##### DATA FOR PROCESSING
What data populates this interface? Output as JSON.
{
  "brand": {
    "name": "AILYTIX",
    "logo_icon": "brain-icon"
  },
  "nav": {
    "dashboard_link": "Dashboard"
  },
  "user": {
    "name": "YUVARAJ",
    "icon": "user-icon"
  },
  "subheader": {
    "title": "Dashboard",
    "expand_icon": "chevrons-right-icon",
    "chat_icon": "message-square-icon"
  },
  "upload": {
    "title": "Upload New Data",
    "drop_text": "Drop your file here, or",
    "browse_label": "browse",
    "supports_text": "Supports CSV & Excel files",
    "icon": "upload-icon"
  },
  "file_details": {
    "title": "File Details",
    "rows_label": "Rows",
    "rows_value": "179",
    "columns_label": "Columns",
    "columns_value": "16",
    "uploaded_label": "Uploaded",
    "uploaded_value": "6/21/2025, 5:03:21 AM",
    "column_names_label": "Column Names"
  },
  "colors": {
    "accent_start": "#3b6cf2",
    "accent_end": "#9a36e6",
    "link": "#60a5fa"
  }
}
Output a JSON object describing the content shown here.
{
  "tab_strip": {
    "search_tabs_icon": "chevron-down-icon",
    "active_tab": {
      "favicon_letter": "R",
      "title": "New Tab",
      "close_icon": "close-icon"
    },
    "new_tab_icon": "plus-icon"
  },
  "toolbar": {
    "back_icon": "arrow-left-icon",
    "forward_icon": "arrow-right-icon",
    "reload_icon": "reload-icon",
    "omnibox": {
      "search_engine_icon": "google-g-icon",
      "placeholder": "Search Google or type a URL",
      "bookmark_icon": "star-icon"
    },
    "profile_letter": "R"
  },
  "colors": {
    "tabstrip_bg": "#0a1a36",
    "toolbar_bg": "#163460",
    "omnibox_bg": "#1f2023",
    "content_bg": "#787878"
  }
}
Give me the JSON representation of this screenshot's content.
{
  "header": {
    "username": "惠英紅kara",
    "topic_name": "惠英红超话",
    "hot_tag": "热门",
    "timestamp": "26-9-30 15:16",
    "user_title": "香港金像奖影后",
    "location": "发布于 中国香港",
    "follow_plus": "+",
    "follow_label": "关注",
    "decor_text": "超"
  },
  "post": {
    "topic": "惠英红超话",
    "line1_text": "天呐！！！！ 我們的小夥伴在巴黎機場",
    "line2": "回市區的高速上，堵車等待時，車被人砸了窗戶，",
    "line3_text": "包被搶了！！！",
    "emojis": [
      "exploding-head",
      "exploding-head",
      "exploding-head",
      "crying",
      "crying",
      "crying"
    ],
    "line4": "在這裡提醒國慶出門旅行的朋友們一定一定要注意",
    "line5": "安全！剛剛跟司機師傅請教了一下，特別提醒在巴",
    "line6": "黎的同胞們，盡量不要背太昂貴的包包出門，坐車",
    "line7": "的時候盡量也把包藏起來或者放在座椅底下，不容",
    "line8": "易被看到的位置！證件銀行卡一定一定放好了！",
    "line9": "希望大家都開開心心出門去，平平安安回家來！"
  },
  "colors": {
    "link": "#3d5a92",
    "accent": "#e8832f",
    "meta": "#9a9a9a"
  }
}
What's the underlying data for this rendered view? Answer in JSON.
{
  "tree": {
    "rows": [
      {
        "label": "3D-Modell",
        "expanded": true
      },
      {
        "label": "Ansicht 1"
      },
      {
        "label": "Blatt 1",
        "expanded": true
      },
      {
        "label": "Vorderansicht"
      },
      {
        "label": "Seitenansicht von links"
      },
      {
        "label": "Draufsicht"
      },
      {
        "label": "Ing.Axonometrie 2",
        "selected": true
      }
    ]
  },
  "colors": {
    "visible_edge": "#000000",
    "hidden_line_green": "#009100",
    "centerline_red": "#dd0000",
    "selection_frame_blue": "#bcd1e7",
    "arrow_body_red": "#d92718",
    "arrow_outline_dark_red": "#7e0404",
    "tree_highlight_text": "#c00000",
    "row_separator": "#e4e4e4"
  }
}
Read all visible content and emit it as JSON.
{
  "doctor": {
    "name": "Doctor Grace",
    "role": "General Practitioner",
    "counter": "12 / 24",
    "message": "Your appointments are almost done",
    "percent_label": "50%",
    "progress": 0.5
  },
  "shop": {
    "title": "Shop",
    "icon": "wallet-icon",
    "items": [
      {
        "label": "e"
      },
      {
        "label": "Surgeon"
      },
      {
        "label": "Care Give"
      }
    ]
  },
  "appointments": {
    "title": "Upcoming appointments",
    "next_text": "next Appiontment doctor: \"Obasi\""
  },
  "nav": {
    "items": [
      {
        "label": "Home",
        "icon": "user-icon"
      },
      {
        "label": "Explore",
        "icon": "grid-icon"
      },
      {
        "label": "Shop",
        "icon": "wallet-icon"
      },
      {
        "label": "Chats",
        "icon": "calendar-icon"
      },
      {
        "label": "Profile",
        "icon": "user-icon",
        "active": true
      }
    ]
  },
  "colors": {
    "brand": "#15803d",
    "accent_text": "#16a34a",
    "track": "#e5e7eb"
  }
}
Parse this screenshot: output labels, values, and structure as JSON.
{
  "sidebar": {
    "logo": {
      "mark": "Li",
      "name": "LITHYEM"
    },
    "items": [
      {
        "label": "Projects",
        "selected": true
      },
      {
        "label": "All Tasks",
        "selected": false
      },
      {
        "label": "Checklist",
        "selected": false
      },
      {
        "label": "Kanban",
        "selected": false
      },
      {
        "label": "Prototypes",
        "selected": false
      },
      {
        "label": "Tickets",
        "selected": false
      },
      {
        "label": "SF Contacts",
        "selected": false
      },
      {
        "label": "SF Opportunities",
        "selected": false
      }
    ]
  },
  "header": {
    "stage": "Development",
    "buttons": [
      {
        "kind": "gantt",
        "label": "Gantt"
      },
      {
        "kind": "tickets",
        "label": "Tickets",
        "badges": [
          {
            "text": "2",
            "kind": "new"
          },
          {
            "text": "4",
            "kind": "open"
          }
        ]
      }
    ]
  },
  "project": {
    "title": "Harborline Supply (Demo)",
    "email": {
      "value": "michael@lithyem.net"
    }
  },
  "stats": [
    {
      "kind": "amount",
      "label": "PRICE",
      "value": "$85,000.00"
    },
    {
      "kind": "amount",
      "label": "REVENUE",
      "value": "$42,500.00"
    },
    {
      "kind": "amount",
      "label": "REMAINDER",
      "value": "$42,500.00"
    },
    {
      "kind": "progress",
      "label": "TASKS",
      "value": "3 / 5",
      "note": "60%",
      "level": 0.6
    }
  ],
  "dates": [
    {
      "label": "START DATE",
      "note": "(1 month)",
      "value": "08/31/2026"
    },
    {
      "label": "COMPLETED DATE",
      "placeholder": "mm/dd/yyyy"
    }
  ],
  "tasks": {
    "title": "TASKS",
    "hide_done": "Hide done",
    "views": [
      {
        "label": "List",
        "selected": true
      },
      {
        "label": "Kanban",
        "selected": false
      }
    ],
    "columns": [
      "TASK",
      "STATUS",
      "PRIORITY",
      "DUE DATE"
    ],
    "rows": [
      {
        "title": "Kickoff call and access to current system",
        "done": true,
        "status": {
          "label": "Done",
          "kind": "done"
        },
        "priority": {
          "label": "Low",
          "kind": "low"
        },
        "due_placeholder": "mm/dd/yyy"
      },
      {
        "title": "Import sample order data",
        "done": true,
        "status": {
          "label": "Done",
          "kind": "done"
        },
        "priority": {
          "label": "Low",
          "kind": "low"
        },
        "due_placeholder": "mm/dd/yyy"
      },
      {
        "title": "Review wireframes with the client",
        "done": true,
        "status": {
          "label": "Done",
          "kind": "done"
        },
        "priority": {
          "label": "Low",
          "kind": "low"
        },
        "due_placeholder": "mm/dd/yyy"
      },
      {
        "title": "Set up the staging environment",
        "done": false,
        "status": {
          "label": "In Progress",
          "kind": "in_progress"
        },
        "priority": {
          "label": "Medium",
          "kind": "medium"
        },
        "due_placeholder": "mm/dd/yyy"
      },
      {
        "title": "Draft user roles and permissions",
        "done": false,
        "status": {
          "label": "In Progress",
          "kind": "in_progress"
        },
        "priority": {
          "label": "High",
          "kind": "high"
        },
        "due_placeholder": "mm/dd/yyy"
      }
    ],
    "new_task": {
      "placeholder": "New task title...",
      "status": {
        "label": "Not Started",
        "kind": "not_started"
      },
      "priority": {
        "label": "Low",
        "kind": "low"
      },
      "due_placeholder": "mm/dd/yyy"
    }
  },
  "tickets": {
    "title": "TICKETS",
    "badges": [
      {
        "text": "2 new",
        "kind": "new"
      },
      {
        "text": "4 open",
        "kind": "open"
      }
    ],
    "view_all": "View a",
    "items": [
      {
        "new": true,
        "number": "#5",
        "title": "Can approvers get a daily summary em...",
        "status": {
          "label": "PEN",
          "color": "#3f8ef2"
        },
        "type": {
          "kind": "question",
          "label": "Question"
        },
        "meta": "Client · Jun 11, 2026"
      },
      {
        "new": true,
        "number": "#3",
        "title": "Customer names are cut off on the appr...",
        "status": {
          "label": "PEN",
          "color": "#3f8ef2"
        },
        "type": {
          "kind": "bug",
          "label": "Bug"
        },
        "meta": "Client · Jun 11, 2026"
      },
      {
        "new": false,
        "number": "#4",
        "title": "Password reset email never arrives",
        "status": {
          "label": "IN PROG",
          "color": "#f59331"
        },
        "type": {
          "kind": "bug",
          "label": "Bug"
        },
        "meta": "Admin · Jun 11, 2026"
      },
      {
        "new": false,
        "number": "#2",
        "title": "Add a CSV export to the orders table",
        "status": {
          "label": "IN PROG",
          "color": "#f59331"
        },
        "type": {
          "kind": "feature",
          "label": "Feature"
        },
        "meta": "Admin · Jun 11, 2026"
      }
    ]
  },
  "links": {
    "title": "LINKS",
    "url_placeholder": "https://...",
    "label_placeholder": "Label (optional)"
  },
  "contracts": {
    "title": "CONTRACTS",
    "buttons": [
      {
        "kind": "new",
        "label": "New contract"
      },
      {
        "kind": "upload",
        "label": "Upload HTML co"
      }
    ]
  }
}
##########
In the records above, how many lines hold the string "email"? Reply with only the number.

RESULT: 2